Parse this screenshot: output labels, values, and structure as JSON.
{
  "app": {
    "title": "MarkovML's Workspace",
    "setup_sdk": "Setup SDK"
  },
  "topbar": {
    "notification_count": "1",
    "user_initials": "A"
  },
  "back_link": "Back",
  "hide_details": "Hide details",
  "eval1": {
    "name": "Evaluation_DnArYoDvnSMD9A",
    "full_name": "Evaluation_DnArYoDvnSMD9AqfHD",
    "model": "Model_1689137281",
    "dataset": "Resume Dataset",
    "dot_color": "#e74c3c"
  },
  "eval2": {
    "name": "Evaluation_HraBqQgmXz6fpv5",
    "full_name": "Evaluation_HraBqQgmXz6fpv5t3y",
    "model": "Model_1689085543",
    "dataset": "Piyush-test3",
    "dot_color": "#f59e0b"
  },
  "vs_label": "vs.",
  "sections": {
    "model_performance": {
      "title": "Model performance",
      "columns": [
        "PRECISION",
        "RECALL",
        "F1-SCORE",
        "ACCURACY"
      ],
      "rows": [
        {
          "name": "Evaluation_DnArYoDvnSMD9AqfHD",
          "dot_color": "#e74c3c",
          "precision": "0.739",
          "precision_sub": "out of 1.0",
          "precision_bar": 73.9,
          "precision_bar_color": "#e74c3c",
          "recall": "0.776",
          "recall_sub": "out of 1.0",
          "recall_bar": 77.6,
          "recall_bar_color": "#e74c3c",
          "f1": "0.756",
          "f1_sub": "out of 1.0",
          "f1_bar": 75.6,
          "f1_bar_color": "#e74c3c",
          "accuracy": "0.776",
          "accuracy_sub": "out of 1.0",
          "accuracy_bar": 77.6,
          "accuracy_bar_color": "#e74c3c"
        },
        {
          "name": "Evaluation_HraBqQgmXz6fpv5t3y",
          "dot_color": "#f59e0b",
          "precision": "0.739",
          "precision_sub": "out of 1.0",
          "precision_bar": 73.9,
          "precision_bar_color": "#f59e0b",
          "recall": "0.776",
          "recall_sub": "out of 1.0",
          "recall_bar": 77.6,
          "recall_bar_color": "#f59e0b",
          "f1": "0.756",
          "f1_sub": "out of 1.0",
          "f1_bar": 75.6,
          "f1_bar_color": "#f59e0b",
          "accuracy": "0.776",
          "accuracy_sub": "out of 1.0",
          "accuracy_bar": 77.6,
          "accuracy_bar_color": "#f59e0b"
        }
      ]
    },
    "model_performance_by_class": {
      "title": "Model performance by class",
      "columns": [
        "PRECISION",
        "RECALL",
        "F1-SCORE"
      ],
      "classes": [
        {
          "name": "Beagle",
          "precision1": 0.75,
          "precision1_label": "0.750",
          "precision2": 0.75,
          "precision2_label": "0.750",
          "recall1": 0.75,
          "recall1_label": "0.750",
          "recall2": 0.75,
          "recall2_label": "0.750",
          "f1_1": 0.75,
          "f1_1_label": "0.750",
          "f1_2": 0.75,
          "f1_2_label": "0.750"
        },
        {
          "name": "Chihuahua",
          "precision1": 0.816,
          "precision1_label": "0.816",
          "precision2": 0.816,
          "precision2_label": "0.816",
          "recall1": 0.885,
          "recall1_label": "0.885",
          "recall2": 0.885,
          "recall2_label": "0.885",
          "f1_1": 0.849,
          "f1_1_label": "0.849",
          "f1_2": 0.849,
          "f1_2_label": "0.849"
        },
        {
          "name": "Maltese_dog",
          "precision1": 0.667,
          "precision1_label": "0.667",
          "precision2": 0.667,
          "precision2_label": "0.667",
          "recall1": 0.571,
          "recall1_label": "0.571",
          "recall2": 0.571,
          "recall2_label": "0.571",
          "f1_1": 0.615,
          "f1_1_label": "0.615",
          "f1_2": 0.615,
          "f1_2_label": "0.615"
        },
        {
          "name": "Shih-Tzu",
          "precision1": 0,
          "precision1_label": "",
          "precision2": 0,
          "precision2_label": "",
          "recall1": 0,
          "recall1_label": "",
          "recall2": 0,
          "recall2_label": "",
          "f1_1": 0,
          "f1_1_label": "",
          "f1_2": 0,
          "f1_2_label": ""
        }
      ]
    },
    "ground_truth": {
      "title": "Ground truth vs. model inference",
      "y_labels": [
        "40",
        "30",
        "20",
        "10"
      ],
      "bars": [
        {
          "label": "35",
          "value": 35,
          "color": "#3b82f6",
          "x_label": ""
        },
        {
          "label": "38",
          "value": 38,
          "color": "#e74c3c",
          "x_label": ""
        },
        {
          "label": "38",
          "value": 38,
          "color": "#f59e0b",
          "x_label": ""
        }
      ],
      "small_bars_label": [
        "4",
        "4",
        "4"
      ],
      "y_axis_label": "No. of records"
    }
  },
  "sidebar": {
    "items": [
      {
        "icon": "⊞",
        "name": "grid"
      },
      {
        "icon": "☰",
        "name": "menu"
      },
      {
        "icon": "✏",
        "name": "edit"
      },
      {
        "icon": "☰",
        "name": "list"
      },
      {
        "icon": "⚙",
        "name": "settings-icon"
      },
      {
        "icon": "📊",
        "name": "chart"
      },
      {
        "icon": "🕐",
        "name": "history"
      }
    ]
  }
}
*-*-*
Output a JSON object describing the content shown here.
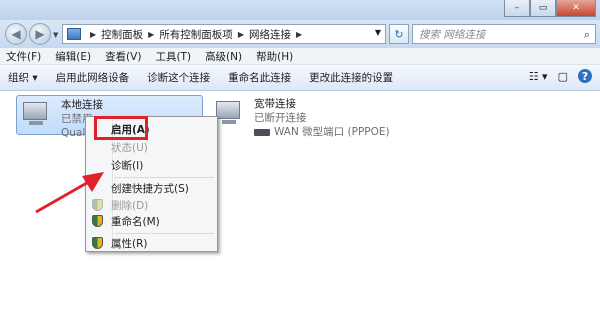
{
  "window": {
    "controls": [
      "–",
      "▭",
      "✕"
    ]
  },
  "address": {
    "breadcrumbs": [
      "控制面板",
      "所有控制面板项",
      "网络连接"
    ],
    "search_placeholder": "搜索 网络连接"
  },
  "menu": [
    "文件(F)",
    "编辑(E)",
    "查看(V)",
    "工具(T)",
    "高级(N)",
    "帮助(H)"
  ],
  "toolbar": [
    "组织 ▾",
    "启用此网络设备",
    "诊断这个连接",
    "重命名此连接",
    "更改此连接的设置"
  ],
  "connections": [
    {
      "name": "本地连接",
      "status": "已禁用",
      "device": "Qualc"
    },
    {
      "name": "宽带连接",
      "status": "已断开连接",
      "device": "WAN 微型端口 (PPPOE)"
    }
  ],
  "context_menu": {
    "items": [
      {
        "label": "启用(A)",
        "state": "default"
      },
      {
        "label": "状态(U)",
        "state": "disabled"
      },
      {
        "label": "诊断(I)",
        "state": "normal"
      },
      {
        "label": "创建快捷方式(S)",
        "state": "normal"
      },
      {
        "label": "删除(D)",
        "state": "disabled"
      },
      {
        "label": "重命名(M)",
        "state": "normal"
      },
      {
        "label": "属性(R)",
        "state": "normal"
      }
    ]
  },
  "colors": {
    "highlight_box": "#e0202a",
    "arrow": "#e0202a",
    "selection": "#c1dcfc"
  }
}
*-*-*
▶ **Direction**: Write out each line of the data that holds the string "dataset".

▶ **Complete output**:
    "dataset": "Resume Dataset",
    "dataset": "Piyush-test3",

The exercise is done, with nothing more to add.